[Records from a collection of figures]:
----
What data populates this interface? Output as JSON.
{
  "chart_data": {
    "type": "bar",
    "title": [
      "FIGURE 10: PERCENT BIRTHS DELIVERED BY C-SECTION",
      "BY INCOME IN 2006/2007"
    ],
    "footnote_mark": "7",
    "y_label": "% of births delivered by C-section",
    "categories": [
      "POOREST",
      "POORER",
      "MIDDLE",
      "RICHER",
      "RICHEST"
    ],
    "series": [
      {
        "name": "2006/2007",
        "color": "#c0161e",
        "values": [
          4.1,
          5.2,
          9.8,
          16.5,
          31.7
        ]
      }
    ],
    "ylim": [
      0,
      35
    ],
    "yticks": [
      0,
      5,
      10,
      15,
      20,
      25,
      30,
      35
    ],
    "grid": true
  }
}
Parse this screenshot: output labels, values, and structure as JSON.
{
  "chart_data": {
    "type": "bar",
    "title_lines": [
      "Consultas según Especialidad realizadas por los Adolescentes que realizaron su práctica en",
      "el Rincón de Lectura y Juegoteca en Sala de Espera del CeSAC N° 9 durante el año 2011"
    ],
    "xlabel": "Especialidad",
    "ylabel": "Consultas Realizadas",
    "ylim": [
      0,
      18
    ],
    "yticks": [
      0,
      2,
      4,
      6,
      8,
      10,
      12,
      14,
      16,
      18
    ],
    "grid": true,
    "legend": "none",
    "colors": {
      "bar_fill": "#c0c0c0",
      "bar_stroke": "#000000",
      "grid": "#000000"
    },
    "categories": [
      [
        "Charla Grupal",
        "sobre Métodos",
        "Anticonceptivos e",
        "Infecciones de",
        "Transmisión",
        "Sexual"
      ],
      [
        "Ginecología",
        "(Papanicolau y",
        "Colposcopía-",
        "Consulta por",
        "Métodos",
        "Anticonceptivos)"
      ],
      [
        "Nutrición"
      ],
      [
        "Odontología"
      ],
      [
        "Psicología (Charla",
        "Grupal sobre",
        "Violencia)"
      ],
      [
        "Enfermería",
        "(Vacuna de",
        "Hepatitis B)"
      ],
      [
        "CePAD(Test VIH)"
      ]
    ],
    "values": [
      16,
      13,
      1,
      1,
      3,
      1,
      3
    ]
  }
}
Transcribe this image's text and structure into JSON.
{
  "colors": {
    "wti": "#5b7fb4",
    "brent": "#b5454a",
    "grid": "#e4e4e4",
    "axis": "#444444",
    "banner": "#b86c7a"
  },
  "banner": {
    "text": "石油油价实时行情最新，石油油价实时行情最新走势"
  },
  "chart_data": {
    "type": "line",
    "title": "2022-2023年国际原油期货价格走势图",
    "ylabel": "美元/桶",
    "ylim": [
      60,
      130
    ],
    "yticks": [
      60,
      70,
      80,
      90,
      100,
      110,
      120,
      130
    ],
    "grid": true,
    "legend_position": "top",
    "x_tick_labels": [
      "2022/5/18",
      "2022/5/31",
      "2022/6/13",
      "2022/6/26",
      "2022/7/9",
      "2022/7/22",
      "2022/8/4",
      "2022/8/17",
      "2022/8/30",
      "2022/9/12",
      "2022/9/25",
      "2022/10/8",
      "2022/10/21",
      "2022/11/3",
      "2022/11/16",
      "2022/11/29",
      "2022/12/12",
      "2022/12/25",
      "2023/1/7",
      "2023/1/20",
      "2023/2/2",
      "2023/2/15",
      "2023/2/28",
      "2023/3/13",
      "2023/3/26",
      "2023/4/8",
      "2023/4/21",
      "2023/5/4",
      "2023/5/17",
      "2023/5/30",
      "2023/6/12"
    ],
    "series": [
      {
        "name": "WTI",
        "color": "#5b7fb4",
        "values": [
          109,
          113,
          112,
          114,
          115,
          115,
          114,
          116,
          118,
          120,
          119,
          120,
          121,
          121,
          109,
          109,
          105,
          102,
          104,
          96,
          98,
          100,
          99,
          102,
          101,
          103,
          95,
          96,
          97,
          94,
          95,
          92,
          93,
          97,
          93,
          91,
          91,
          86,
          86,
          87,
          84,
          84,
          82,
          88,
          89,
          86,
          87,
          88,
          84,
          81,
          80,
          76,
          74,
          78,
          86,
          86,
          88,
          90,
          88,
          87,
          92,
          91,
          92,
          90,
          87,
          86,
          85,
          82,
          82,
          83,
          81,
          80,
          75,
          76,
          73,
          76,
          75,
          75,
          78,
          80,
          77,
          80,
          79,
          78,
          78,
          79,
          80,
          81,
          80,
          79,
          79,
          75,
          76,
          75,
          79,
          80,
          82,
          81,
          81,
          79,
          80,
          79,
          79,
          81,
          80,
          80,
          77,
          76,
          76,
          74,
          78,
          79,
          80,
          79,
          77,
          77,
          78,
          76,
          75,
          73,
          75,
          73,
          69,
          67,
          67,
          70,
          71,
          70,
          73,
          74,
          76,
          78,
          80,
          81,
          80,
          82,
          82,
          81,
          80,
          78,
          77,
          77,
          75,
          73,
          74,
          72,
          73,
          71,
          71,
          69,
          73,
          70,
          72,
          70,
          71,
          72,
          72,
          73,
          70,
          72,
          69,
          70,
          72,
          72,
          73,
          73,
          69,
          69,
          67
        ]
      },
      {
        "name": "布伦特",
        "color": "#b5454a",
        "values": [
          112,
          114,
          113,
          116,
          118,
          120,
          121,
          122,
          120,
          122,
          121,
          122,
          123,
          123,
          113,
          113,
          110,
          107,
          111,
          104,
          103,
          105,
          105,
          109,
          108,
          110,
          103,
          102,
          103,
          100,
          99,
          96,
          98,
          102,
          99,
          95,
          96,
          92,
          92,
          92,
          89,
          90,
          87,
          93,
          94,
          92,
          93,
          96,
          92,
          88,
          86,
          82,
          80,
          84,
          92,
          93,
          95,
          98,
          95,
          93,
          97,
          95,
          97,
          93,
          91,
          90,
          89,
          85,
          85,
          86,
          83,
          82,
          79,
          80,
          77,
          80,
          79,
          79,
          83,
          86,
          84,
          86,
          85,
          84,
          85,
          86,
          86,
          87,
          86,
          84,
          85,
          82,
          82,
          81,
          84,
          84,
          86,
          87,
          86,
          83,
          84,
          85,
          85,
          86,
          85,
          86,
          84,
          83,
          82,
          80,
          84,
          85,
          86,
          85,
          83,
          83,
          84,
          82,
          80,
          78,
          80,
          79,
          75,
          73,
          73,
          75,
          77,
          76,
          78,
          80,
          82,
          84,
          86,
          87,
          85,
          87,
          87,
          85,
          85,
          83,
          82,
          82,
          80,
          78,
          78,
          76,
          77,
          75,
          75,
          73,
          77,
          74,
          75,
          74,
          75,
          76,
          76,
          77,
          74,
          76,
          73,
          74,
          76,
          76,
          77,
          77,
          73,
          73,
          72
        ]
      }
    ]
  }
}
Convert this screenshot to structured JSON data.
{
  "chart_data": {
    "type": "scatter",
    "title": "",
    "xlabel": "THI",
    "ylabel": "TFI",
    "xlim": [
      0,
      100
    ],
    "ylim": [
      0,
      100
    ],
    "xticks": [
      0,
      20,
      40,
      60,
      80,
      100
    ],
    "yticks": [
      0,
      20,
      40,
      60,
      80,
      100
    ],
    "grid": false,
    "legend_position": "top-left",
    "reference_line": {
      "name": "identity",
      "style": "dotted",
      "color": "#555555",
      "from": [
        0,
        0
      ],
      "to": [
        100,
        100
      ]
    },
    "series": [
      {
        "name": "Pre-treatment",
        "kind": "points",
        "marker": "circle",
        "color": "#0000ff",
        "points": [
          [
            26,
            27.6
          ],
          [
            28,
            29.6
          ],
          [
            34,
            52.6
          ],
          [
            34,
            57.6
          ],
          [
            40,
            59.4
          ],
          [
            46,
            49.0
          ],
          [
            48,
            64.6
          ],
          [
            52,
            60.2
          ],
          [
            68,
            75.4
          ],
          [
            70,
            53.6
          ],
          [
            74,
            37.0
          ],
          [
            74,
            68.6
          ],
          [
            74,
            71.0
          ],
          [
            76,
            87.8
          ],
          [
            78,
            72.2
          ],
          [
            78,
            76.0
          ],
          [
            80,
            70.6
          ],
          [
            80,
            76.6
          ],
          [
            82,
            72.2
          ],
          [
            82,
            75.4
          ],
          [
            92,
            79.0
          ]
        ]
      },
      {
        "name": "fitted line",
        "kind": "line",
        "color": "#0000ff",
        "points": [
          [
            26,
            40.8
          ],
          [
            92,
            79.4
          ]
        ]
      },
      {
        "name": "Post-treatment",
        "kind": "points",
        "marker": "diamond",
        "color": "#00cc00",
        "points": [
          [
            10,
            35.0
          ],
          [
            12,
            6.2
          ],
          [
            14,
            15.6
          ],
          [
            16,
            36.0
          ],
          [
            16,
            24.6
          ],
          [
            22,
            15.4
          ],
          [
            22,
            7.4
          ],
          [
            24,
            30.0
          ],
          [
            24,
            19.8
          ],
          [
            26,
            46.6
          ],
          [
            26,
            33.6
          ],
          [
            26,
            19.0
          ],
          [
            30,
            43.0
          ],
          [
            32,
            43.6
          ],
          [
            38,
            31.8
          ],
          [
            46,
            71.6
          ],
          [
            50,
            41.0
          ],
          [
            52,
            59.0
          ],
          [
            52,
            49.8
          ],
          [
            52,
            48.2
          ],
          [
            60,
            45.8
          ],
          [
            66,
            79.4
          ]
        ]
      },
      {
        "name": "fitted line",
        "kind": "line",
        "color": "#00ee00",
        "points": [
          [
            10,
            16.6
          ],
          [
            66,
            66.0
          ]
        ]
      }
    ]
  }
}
----
[TASK TO COMPLETE]:
Search the records for the word "grid", then list every line that has it.

[REPLY TO THE TASK]:
    "grid": true
    "grid": true,
      "grid": "#000000"
    "grid": "#e4e4e4",
    "grid": true,
    "grid": false,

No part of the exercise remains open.